▶ [DATA FOR PROCESSING]:
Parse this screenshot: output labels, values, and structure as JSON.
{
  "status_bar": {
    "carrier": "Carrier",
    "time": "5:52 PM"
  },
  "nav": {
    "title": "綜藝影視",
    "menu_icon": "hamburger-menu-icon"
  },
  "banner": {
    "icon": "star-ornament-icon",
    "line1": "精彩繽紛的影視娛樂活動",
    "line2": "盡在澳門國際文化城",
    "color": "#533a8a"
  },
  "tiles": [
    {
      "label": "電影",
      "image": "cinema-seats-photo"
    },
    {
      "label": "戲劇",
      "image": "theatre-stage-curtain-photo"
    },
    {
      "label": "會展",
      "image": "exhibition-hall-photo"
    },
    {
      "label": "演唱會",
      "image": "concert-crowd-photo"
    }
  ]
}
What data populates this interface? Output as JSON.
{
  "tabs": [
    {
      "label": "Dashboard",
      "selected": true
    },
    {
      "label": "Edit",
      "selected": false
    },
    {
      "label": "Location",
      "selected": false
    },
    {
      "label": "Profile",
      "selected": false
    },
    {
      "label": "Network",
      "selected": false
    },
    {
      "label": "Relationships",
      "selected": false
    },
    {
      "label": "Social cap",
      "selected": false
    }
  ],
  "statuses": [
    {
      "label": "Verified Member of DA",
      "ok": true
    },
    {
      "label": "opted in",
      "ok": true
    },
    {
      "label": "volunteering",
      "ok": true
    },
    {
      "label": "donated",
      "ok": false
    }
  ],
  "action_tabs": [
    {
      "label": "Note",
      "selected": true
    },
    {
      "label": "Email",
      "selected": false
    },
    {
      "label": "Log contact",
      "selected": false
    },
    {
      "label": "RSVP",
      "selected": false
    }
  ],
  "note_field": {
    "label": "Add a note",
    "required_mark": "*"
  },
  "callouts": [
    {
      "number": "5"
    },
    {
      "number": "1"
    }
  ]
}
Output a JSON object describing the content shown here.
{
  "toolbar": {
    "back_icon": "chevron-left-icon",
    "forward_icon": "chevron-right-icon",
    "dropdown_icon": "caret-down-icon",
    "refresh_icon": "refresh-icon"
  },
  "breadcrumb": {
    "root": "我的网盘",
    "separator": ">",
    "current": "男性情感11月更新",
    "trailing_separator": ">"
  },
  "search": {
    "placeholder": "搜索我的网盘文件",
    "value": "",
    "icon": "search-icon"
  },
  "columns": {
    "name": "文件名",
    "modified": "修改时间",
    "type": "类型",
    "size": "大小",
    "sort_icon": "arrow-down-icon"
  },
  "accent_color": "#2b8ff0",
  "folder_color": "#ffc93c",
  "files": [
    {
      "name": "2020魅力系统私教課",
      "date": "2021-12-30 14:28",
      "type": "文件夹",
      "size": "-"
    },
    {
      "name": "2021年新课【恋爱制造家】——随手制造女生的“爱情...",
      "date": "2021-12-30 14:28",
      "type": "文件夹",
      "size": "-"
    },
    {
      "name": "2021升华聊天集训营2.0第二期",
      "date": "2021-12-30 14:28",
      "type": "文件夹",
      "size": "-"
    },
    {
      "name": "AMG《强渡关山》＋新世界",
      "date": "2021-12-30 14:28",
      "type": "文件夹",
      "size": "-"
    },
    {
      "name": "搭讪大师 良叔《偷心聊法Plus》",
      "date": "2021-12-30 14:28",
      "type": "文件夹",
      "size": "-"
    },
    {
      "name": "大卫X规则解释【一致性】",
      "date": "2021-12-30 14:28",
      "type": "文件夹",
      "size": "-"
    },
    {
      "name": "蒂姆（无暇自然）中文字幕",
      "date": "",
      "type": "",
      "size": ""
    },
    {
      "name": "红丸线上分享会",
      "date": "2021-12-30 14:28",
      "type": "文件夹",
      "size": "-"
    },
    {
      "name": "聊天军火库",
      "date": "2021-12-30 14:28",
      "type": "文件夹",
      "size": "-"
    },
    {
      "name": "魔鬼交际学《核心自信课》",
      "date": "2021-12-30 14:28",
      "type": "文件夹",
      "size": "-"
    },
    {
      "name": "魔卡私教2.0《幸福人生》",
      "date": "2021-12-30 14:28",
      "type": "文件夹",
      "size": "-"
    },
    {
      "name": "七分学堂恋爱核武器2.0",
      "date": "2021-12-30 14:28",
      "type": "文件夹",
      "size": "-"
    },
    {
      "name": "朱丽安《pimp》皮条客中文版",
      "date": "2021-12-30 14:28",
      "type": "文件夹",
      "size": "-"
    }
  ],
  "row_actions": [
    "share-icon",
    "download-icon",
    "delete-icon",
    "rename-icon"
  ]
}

▶ [STATED TASK]: Set down the listing above in full, please, exactly as it appears.

▶ [WRITTEN ANSWER]:
Parse this screenshot: output labels, values, and structure as JSON.
{
  "status_bar": {
    "carrier": "Carrier",
    "time": "5:52 PM"
  },
  "nav": {
    "title": "綜藝影視",
    "menu_icon": "hamburger-menu-icon"
  },
  "banner": {
    "icon": "star-ornament-icon",
    "line1": "精彩繽紛的影視娛樂活動",
    "line2": "盡在澳門國際文化城",
    "color": "#533a8a"
  },
  "tiles": [
    {
      "label": "電影",
      "image": "cinema-seats-photo"
    },
    {
      "label": "戲劇",
      "image": "theatre-stage-curtain-photo"
    },
    {
      "label": "會展",
      "image": "exhibition-hall-photo"
    },
    {
      "label": "演唱會",
      "image": "concert-crowd-photo"
    }
  ]
}
What data populates this interface? Output as JSON.
{
  "tabs": [
    {
      "label": "Dashboard",
      "selected": true
    },
    {
      "label": "Edit",
      "selected": false
    },
    {
      "label": "Location",
      "selected": false
    },
    {
      "label": "Profile",
      "selected": false
    },
    {
      "label": "Network",
      "selected": false
    },
    {
      "label": "Relationships",
      "selected": false
    },
    {
      "label": "Social cap",
      "selected": false
    }
  ],
  "statuses": [
    {
      "label": "Verified Member of DA",
      "ok": true
    },
    {
      "label": "opted in",
      "ok": true
    },
    {
      "label": "volunteering",
      "ok": true
    },
    {
      "label": "donated",
      "ok": false
    }
  ],
  "action_tabs": [
    {
      "label": "Note",
      "selected": true
    },
    {
      "label": "Email",
      "selected": false
    },
    {
      "label": "Log contact",
      "selected": false
    },
    {
      "label": "RSVP",
      "selected": false
    }
  ],
  "note_field": {
    "label": "Add a note",
    "required_mark": "*"
  },
  "callouts": [
    {
      "number": "5"
    },
    {
      "number": "1"
    }
  ]
}
Output a JSON object describing the content shown here.
{
  "toolbar": {
    "back_icon": "chevron-left-icon",
    "forward_icon": "chevron-right-icon",
    "dropdown_icon": "caret-down-icon",
    "refresh_icon": "refresh-icon"
  },
  "breadcrumb": {
    "root": "我的网盘",
    "separator": ">",
    "current": "男性情感11月更新",
    "trailing_separator": ">"
  },
  "search": {
    "placeholder": "搜索我的网盘文件",
    "value": "",
    "icon": "search-icon"
  },
  "columns": {
    "name": "文件名",
    "modified": "修改时间",
    "type": "类型",
    "size": "大小",
    "sort_icon": "arrow-down-icon"
  },
  "accent_color": "#2b8ff0",
  "folder_color": "#ffc93c",
  "files": [
    {
      "name": "2020魅力系统私教課",
      "date": "2021-12-30 14:28",
      "type": "文件夹",
      "size": "-"
    },
    {
      "name": "2021年新课【恋爱制造家】——随手制造女生的“爱情...",
      "date": "2021-12-30 14:28",
      "type": "文件夹",
      "size": "-"
    },
    {
      "name": "2021升华聊天集训营2.0第二期",
      "date": "2021-12-30 14:28",
      "type": "文件夹",
      "size": "-"
    },
    {
      "name": "AMG《强渡关山》＋新世界",
      "date": "2021-12-30 14:28",
      "type": "文件夹",
      "size": "-"
    },
    {
      "name": "搭讪大师 良叔《偷心聊法Plus》",
      "date": "2021-12-30 14:28",
      "type": "文件夹",
      "size": "-"
    },
    {
      "name": "大卫X规则解释【一致性】",
      "date": "2021-12-30 14:28",
      "type": "文件夹",
      "size": "-"
    },
    {
      "name": "蒂姆（无暇自然）中文字幕",
      "date": "",
      "type": "",
      "size": ""
    },
    {
      "name": "红丸线上分享会",
      "date": "2021-12-30 14:28",
      "type": "文件夹",
      "size": "-"
    },
    {
      "name": "聊天军火库",
      "date": "2021-12-30 14:28",
      "type": "文件夹",
      "size": "-"
    },
    {
      "name": "魔鬼交际学《核心自信课》",
      "date": "2021-12-30 14:28",
      "type": "文件夹",
      "size": "-"
    },
    {
      "name": "魔卡私教2.0《幸福人生》",
      "date": "2021-12-30 14:28",
      "type": "文件夹",
      "size": "-"
    },
    {
      "name": "七分学堂恋爱核武器2.0",
      "date": "2021-12-30 14:28",
      "type": "文件夹",
      "size": "-"
    },
    {
      "name": "朱丽安《pimp》皮条客中文版",
      "date": "2021-12-30 14:28",
      "type": "文件夹",
      "size": "-"
    }
  ],
  "row_actions": [
    "share-icon",
    "download-icon",
    "delete-icon",
    "rename-icon"
  ]
}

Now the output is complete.